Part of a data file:

★ ★ ★ ★ ★ ★ ★

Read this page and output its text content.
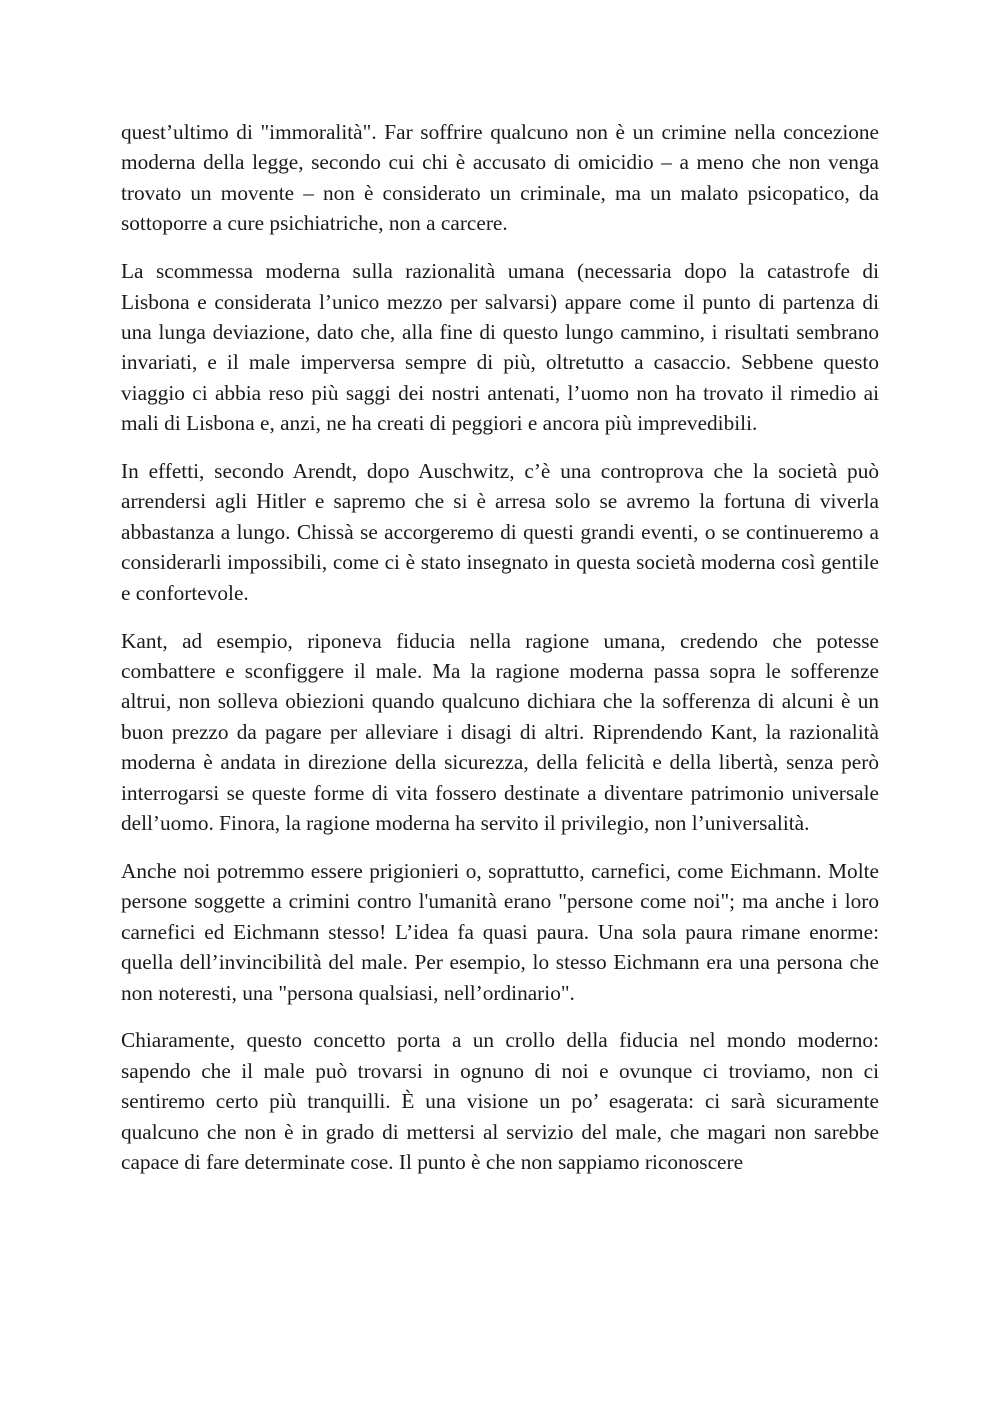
quest’ultimo di "immoralità". Far soffrire qualcuno non è un crimine nella concezione moderna della legge, secondo cui chi è accusato di omicidio – a meno che non venga trovato un movente – non è considerato un criminale, ma un malato psicopatico, da sottoporre a cure psichiatriche, non a carcere.

La scommessa moderna sulla razionalità umana (necessaria dopo la catastrofe di Lisbona e considerata l’unico mezzo per salvarsi) appare come il punto di partenza di una lunga deviazione, dato che, alla fine di questo lungo cammino, i risultati sembrano invariati, e il male imperversa sempre di più, oltretutto a casaccio. Sebbene questo viaggio ci abbia reso più saggi dei nostri antenati, l’uomo non ha trovato il rimedio ai mali di Lisbona e, anzi, ne ha creati di peggiori e ancora più imprevedibili.

In effetti, secondo Arendt, dopo Auschwitz, c’è una controprova che la società può arrendersi agli Hitler e sapremo che si è arresa solo se avremo la fortuna di viverla abbastanza a lungo. Chissà se accorgeremo di questi grandi eventi, o se continueremo a considerarli impossibili, come ci è stato insegnato in questa società moderna così gentile e confortevole.

Kant, ad esempio, riponeva fiducia nella ragione umana, credendo che potesse combattere e sconfiggere il male. Ma la ragione moderna passa sopra le sofferenze altrui, non solleva obiezioni quando qualcuno dichiara che la sofferenza di alcuni è un buon prezzo da pagare per alleviare i disagi di altri. Riprendendo Kant, la razionalità moderna è andata in direzione della sicurezza, della felicità e della libertà, senza però interrogarsi se queste forme di vita fossero destinate a diventare patrimonio universale dell’uomo. Finora, la ragione moderna ha servito il privilegio, non l’universalità.

Anche noi potremmo essere prigionieri o, soprattutto, carnefici, come Eichmann. Molte persone soggette a crimini contro l'umanità erano "persone come noi"; ma anche i loro carnefici ed Eichmann stesso! L’idea fa quasi paura. Una sola paura rimane enorme: quella dell’invincibilità del male. Per esempio, lo stesso Eichmann era una persona che non noteresti, una "persona qualsiasi, nell’ordinario".

Chiaramente, questo concetto porta a un crollo della fiducia nel mondo moderno: sapendo che il male può trovarsi in ognuno di noi e ovunque ci troviamo, non ci sentiremo certo più tranquilli. È una visione un po’ esagerata: ci sarà sicuramente qualcuno che non è in grado di mettersi al servizio del male, che magari non sarebbe capace di fare determinate cose. Il punto è che non sappiamo riconoscere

★ ★ ★ ★ ★ ★ ★

### Aim
Transcribe each line above verbatim, with the pictures left out.

### Reply
Read this page and output its text content.
quest’ultimo di "immoralità". Far soffrire qualcuno non è un crimine nella concezione moderna della legge, secondo cui chi è accusato di omicidio – a meno che non venga trovato un movente – non è considerato un criminale, ma un malato psicopatico, da sottoporre a cure psichiatriche, non a carcere.

La scommessa moderna sulla razionalità umana (necessaria dopo la catastrofe di Lisbona e considerata l’unico mezzo per salvarsi) appare come il punto di partenza di una lunga deviazione, dato che, alla fine di questo lungo cammino, i risultati sembrano invariati, e il male imperversa sempre di più, oltretutto a casaccio. Sebbene questo viaggio ci abbia reso più saggi dei nostri antenati, l’uomo non ha trovato il rimedio ai mali di Lisbona e, anzi, ne ha creati di peggiori e ancora più imprevedibili.

In effetti, secondo Arendt, dopo Auschwitz, c’è una controprova che la società può arrendersi agli Hitler e sapremo che si è arresa solo se avremo la fortuna di viverla abbastanza a lungo. Chissà se accorgeremo di questi grandi eventi, o se continueremo a considerarli impossibili, come ci è stato insegnato in questa società moderna così gentile e confortevole.

Kant, ad esempio, riponeva fiducia nella ragione umana, credendo che potesse combattere e sconfiggere il male. Ma la ragione moderna passa sopra le sofferenze altrui, non solleva obiezioni quando qualcuno dichiara che la sofferenza di alcuni è un buon prezzo da pagare per alleviare i disagi di altri. Riprendendo Kant, la razionalità moderna è andata in direzione della sicurezza, della felicità e della libertà, senza però interrogarsi se queste forme di vita fossero destinate a diventare patrimonio universale dell’uomo. Finora, la ragione moderna ha servito il privilegio, non l’universalità.

Anche noi potremmo essere prigionieri o, soprattutto, carnefici, come Eichmann. Molte persone soggette a crimini contro l'umanità erano "persone come noi"; ma anche i loro carnefici ed Eichmann stesso! L’idea fa quasi paura. Una sola paura rimane enorme: quella dell’invincibilità del male. Per esempio, lo stesso Eichmann era una persona che non noteresti, una "persona qualsiasi, nell’ordinario".

Chiaramente, questo concetto porta a un crollo della fiducia nel mondo moderno: sapendo che il male può trovarsi in ognuno di noi e ovunque ci troviamo, non ci sentiremo certo più tranquilli. È una visione un po’ esagerata: ci sarà sicuramente qualcuno che non è in grado di mettersi al servizio del male, che magari non sarebbe capace di fare determinate cose. Il punto è che non sappiamo riconoscere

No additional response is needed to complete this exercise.